### Exercise task a
List every person named in the essay about the bakery's plain white shopping bags below.

Less is More


Walking down Main Street in Northampton recently, I noticed several people passing by carrying white handled shopping bags. A woman walking a few steps in front of me, apparently also noticing the white shopping bags, said to her friend, "Oh, that reminds me; I need to stop at Bakery Normand for a few things." The noteworthy thing about this story is that our white handled shopping bags are not printed with our company name or marked in any way with our company logo or colors. We use a plain, no frills, white, handled, shopping bag for customers who need a convenient way to carry their purchases. Since we've used these bags for over 30 years, they have become, in and of themselves, the default, walking advertisement for our bakery. It was not planned that way, and, in fact, when we first opened our business, we spent a lot of money having all of our white bags, from the smallest to the largest shopping bag, printed with our logo in blue ink. I remember that we had to order so many tens of thousands of the bags that we had to store them in our home garage on wooden palettes. We simply didn't have the room for them at our small location at 44 Main Street.

The lesson is that less is often more, and that simple communications can actually speak volumes. It's a lesson that spending more on packaging does not make the product better, it just makes the product more seductive. And, of course, all that makes the product more expensive.

In a CBS Sunday Morning piece called "The Science Behind Pleasure Seeking", Yale psychologist Paul Bloom says that our brains can add layers of value to the things that give us pleasure, like food or drink, that go beyond the actual physical attributes of those things.  He recalls a Stanford and Cal Tech experiment with wine drinkers. "Half the people are told they're drinking cheap plunk, the other half are told they're drinking something out of $100-$150 bottle," Bloom said. "It tastes better to them, if they THINK they're drinking from an expensive bottle. And it turns out that if they think they're drinking expensive wine, parts of the brain that are associated with pleasure and reward light up like a Christmas tree." The associations of values like higher price or fancy packaging or some nostalgic notion are a "sort of trick that only works on human beings." "Both my dog and me enjoy drinking water when we're thirsty, but I'm the one who cares about where the water came from - whether it's bottled water, or from the tap," Bloom said. "My dog doesn't care."

Ultimately, it does matter what's inside the bag. In the case of the Bakery, the bread should be wholesome, nutritious and of good value.

Is it important that the bread was baked using organic flour? One can debate its value to human health, and argue the notion that its exclusive use may not be scalable to feed a populous and hungry world. In fact, in an excellent article in the September/October 2011 issue of Orion Magazine titled "Evolve-a case for modernization as the road to salvation," authors Michael Shellenberger and Ted Nordhaus identify the ecotheology of Western elites in the developed North, who enjoy a privileged position in the modern world and make a fetish of green products and services (such as organic and local produce).  They write: " The contradictions between the world as it is- filled with the unintended consequences of our actions- and the world as so many of us would like it to be results in a pseudorejection of modernity, a kind of postmaterialist nihilism. Empty gestures are the defining sacraments of this ecotheology".

### Data records
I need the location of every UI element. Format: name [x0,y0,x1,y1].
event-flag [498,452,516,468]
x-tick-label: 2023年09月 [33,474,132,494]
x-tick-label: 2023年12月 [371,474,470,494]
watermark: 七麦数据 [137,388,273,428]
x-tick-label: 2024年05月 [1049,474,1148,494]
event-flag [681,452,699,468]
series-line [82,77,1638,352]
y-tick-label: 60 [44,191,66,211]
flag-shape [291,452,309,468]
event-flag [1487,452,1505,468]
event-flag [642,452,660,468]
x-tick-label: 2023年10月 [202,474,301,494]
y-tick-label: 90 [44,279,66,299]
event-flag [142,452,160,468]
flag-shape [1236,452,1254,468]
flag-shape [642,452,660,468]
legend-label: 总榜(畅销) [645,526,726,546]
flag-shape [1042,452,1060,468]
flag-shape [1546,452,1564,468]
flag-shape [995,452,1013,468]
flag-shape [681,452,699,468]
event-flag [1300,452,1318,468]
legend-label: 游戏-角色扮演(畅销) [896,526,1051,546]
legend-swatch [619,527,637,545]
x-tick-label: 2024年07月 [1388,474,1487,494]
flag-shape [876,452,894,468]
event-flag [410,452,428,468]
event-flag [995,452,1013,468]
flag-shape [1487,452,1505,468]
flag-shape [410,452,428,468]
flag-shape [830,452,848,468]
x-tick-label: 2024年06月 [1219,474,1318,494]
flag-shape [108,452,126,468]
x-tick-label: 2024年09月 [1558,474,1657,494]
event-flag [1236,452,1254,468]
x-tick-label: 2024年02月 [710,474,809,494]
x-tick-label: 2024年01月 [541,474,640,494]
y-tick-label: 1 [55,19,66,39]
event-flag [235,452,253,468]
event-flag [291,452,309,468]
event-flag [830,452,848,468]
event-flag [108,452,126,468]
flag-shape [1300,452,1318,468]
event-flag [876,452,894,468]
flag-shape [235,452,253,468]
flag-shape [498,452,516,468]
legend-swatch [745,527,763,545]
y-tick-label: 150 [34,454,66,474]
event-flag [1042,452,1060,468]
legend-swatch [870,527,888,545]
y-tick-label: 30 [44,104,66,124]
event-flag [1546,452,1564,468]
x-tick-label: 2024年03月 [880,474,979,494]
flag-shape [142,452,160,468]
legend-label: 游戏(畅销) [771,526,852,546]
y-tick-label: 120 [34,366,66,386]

### Exercise task b
Output as a JSON list of strings, one per line, the lines of the records beginning with the very first line and going on through the line containing "event-flag [681,452,699,468]".

### Task answer a
Paul Bloom
Michael Shellenberger
Ted Nordhaus

### Task answer b
[
  "I need the location of every UI element. Format: name [x0,y0,x1,y1].",
  "event-flag [498,452,516,468]",
  "x-tick-label: 2023年09月 [33,474,132,494]",
  "x-tick-label: 2023年12月 [371,474,470,494]",
  "watermark: 七麦数据 [137,388,273,428]",
  "x-tick-label: 2024年05月 [1049,474,1148,494]",
  "event-flag [681,452,699,468]"
]